Dataset entries
......
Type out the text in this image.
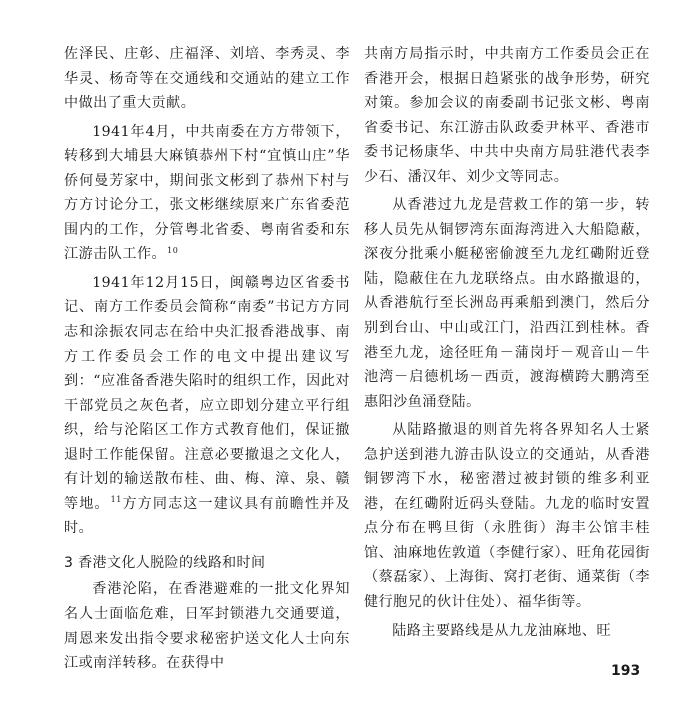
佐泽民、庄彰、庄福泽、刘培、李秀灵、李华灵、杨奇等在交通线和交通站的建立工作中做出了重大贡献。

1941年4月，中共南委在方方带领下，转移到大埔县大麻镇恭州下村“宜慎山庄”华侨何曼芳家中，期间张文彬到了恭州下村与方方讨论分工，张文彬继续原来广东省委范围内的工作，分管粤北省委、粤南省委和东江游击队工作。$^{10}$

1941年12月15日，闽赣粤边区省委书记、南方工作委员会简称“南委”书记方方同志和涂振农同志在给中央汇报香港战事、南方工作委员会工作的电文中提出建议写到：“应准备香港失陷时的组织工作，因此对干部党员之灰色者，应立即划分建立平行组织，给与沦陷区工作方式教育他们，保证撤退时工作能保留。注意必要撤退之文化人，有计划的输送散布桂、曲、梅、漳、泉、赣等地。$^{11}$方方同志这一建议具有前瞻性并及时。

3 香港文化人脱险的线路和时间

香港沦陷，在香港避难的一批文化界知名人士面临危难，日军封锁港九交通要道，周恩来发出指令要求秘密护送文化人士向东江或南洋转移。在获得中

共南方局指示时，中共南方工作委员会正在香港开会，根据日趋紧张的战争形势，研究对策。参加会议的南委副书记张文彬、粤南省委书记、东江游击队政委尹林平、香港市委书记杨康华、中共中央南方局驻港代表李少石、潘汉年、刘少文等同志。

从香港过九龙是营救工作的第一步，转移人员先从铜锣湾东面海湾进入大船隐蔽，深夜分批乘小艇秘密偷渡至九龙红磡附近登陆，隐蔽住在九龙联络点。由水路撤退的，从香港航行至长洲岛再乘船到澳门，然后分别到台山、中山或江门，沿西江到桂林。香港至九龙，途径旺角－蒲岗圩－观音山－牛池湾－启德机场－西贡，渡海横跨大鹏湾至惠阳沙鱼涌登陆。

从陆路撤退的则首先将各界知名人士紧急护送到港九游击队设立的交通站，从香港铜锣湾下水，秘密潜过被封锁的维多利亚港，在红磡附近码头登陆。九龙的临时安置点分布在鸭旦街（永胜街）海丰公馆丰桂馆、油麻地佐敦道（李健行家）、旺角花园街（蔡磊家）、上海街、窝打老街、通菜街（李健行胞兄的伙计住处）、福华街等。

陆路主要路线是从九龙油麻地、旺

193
......
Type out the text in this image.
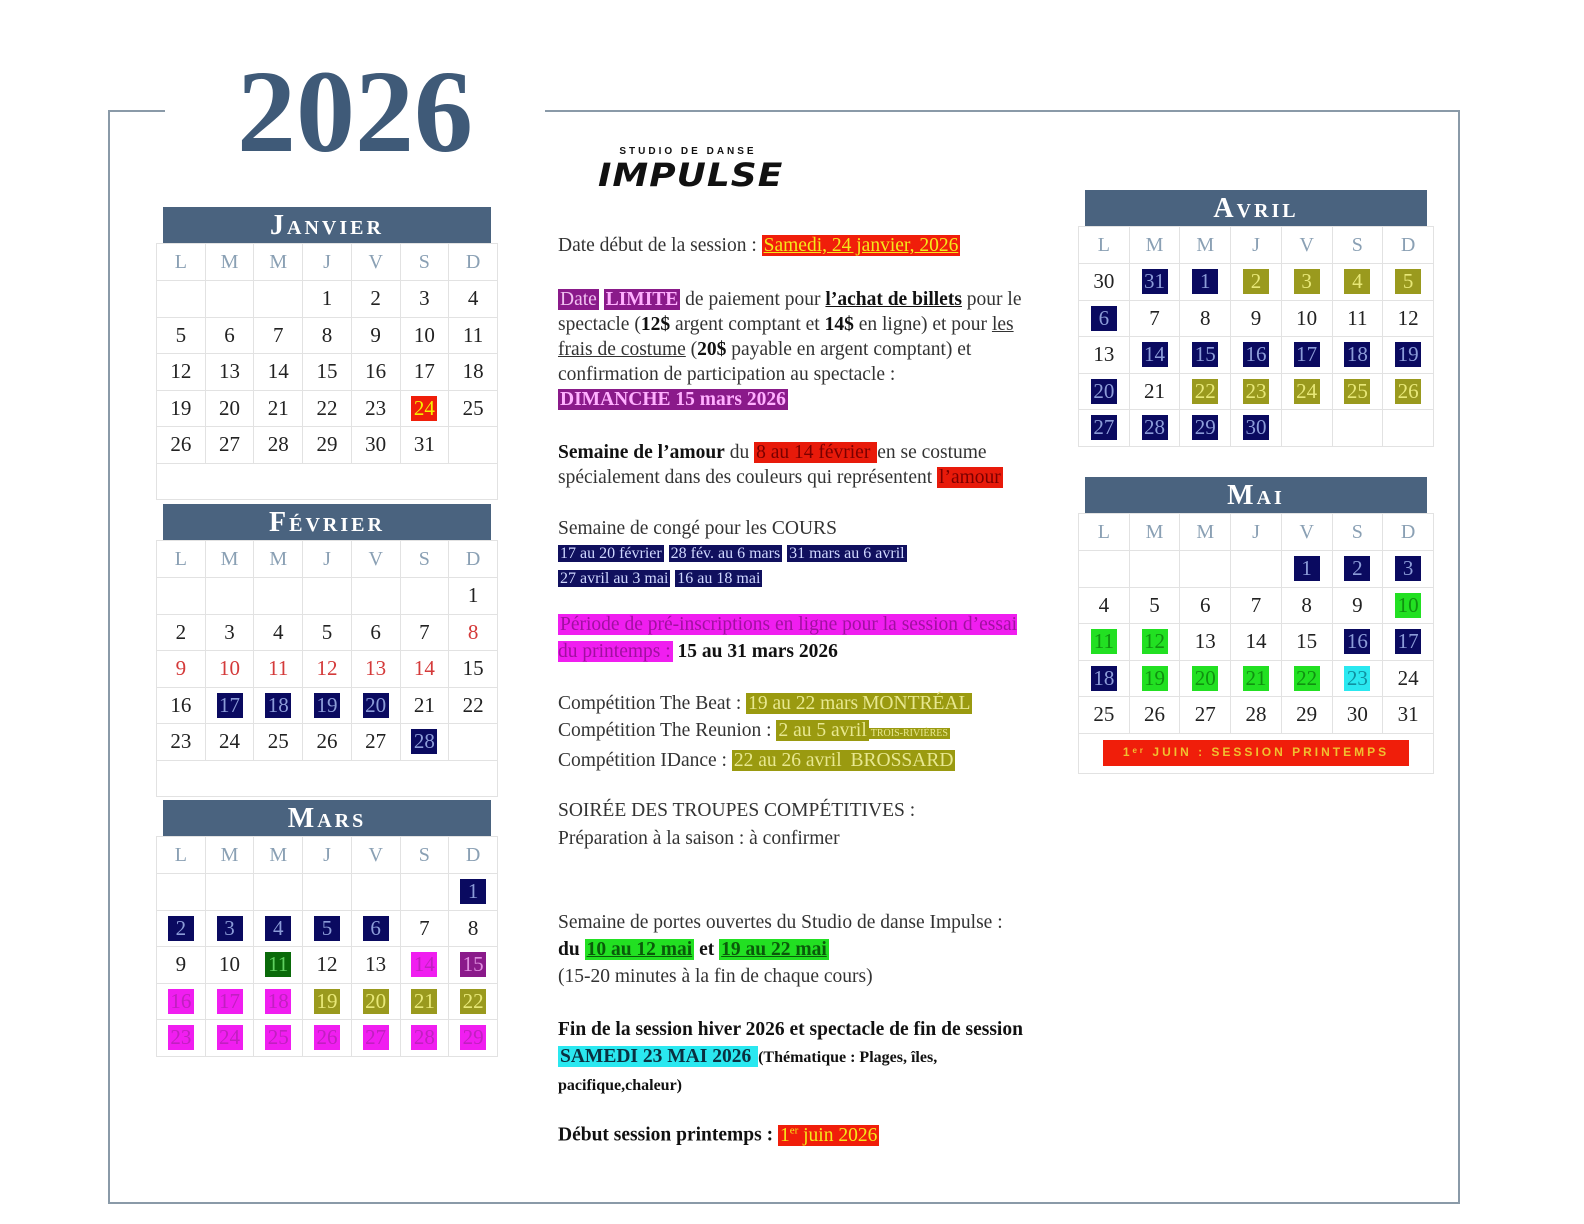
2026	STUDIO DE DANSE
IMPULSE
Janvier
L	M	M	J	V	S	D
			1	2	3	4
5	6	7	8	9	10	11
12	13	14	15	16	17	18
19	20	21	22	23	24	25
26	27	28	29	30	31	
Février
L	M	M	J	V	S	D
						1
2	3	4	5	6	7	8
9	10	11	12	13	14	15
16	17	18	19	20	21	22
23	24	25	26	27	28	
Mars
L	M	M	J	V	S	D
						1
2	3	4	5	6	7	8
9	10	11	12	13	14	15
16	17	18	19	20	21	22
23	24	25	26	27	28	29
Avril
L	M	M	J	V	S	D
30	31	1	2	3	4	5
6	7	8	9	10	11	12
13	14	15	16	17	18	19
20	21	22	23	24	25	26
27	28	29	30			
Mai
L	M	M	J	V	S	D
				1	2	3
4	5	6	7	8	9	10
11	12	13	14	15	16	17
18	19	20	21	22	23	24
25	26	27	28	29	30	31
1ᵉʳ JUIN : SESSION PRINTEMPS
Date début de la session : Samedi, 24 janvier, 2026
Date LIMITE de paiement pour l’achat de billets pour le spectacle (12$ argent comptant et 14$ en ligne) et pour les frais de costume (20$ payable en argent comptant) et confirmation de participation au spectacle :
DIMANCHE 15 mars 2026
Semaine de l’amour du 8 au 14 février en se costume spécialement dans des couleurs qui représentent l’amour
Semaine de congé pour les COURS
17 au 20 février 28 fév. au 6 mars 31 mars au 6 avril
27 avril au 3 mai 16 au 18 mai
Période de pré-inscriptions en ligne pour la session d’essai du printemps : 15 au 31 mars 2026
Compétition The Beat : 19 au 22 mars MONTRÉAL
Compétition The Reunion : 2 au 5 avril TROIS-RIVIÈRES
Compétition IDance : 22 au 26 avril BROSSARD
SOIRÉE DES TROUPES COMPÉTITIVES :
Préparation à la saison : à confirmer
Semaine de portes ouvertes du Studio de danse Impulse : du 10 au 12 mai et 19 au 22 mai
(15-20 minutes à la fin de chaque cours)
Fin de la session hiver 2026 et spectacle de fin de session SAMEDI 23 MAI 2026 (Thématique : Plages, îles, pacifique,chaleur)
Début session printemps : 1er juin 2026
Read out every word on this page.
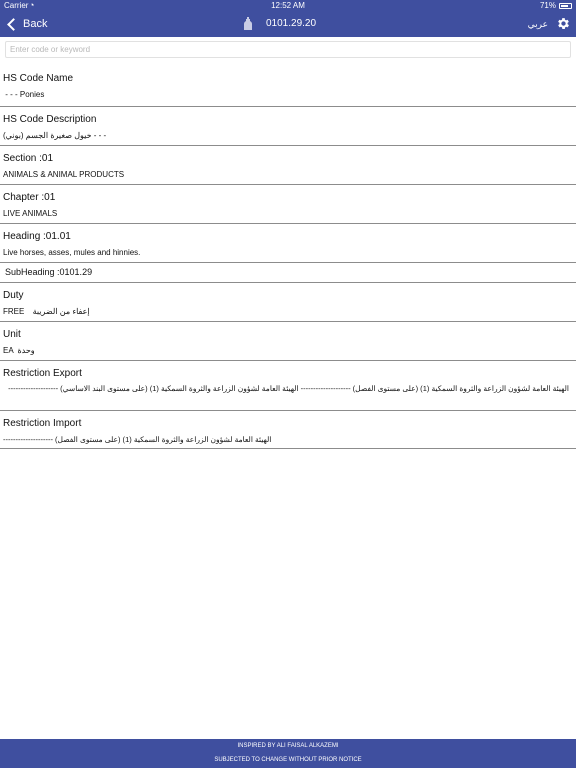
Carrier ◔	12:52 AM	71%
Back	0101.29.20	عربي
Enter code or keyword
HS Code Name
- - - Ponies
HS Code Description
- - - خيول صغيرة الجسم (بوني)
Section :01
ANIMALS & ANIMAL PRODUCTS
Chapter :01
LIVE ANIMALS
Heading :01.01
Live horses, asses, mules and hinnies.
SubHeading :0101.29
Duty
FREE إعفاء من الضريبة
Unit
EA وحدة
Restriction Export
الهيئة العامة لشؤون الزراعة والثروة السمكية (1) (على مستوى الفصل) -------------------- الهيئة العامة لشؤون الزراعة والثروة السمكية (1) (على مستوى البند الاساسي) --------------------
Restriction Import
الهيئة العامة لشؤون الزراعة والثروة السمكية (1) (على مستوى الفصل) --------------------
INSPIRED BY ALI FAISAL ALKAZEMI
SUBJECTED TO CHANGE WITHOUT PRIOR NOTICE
......
| EXERCISE TASK |
From the records above, report the count of lines containing "والثروة" and nothing more.

| RESULT OF THIS EXERCISE |
2